La tarea ->
Transcribe sin ningún cambio las entradas desde su primera línea hasta la línea que contiene "- menubar-item-pages[interactable]: Pages: [38, 11, 106, 40]", incluidas ambas.

── Extractos de datos ──

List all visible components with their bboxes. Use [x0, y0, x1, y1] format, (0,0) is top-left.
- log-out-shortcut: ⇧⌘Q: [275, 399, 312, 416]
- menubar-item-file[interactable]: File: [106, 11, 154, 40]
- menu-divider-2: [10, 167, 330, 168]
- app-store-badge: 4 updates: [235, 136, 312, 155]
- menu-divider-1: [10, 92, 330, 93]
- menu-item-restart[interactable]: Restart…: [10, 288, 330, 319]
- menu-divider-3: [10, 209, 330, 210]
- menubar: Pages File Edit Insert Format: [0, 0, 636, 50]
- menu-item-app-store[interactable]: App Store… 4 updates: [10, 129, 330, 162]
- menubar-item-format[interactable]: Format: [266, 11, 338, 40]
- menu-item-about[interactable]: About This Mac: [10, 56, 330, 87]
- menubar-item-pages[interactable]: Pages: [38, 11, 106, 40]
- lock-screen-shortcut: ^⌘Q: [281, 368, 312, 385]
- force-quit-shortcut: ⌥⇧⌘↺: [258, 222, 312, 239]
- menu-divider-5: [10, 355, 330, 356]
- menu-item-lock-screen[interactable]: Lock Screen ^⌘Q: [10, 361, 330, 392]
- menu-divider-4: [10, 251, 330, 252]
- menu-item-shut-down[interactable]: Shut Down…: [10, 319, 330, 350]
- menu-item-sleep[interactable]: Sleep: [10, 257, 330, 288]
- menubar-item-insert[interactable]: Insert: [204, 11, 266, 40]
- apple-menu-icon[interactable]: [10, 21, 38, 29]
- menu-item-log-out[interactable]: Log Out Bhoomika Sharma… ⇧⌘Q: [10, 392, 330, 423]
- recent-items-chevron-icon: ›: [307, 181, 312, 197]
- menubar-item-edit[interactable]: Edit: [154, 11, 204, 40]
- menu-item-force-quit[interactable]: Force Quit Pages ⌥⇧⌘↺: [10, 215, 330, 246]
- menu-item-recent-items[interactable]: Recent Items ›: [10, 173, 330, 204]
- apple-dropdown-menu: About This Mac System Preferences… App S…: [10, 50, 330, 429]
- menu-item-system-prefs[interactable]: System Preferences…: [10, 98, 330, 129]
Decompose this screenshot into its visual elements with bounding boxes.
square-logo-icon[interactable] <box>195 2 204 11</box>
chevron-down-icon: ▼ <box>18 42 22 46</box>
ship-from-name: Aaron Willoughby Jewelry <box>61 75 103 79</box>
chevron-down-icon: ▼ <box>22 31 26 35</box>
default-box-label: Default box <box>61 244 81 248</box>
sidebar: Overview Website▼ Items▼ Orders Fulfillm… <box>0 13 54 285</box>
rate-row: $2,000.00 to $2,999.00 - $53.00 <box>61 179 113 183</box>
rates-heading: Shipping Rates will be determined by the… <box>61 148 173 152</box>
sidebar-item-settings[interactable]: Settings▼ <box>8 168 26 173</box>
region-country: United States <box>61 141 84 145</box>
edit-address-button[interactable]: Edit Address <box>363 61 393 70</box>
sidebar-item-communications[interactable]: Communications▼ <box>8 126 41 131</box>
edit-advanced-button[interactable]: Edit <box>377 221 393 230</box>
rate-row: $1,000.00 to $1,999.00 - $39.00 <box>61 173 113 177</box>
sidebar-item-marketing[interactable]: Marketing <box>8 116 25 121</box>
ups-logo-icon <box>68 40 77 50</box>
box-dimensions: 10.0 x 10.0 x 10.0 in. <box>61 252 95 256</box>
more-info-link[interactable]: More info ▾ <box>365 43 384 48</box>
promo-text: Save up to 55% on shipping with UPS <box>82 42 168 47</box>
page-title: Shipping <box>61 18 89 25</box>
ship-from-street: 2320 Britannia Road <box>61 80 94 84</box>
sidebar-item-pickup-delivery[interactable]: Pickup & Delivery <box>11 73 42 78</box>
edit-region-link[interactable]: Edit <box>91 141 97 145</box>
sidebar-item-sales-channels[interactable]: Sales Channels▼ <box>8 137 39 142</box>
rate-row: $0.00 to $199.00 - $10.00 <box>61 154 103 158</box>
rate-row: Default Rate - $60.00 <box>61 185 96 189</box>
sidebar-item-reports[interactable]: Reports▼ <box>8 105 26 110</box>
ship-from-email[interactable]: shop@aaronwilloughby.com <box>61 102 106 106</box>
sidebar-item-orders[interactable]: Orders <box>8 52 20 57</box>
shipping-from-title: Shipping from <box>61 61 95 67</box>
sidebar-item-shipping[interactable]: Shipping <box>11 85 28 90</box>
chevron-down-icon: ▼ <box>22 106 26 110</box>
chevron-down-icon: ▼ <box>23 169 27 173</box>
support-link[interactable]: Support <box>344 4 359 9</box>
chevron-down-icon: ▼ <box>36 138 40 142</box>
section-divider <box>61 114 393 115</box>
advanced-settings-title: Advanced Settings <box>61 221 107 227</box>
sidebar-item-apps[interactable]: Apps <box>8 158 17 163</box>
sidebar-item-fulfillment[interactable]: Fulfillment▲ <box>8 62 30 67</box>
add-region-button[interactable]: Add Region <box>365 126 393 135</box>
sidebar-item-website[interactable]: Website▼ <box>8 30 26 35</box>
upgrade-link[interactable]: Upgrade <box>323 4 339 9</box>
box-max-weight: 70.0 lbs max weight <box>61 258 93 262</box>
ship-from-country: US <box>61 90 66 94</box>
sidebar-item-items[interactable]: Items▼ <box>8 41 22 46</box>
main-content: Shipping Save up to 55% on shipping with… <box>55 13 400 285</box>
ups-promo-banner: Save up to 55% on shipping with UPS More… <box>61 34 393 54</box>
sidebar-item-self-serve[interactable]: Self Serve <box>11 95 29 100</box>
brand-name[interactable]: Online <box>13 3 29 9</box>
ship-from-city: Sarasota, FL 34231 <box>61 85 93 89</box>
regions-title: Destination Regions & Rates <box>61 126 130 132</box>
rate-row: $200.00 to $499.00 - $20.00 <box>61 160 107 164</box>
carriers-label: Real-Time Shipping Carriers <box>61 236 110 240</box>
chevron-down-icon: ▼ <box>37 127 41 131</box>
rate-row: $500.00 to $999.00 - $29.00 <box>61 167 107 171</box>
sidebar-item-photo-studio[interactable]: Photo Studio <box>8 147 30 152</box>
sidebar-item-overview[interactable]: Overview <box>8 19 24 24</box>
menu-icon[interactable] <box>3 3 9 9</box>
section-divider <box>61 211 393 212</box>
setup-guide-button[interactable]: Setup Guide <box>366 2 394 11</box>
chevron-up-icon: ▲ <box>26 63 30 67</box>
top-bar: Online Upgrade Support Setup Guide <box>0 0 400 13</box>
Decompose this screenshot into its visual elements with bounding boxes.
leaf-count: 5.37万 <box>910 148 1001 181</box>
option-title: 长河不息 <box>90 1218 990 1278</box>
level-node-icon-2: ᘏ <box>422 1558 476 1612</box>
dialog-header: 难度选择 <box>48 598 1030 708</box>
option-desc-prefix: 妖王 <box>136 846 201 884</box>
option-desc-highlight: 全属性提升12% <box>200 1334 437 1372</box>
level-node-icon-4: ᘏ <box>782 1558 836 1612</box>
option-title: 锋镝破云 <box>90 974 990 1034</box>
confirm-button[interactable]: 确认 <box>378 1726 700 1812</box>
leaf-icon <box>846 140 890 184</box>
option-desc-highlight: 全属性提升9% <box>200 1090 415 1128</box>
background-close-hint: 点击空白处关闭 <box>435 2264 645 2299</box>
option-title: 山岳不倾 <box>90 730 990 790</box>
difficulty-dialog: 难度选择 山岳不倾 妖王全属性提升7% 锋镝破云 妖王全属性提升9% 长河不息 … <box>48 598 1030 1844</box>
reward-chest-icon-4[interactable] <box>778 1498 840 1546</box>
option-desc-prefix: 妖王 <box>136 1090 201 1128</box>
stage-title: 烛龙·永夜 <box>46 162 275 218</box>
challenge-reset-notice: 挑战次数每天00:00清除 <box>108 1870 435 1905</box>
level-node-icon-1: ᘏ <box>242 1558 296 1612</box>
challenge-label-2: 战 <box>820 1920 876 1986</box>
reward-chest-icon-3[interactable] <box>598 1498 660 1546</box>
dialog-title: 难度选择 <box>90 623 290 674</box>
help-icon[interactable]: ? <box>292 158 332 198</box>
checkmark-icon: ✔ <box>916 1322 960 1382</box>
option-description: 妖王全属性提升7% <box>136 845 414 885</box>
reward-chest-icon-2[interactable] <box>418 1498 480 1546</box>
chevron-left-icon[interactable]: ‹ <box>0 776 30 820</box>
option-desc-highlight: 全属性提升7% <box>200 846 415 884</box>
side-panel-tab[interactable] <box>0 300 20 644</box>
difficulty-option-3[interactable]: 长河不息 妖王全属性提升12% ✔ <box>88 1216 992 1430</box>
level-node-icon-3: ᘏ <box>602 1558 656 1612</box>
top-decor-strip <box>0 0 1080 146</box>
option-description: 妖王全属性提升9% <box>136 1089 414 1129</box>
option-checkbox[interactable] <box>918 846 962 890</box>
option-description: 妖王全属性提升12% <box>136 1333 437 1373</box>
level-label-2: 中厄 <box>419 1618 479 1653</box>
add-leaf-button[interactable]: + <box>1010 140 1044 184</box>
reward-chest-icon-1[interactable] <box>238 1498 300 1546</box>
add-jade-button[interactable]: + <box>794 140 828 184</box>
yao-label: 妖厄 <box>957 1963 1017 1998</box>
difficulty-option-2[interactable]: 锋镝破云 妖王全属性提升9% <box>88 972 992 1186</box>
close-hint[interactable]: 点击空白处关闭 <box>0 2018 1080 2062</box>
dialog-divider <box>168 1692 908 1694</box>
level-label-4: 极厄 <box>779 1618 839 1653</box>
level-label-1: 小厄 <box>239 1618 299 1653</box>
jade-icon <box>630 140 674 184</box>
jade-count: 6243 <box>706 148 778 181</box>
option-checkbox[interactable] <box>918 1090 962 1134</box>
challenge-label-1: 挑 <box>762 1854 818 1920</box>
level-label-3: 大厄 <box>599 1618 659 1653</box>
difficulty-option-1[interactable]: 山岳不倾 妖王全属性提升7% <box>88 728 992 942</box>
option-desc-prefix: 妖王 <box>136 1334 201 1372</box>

───

Salida completa ->
List all visible components with their bboxes. Use [x0, y0, x1, y1] format, (0,0) is top-left.
- log-out-shortcut: ⇧⌘Q: [275, 399, 312, 416]
- menubar-item-file[interactable]: File: [106, 11, 154, 40]
- menu-divider-2: [10, 167, 330, 168]
- app-store-badge: 4 updates: [235, 136, 312, 155]
- menu-divider-1: [10, 92, 330, 93]
- menu-item-restart[interactable]: Restart…: [10, 288, 330, 319]
- menu-divider-3: [10, 209, 330, 210]
- menubar: Pages File Edit Insert Format: [0, 0, 636, 50]
- menu-item-app-store[interactable]: App Store… 4 updates: [10, 129, 330, 162]
- menubar-item-format[interactable]: Format: [266, 11, 338, 40]
- menu-item-about[interactable]: About This Mac: [10, 56, 330, 87]
- menubar-item-pages[interactable]: Pages: [38, 11, 106, 40]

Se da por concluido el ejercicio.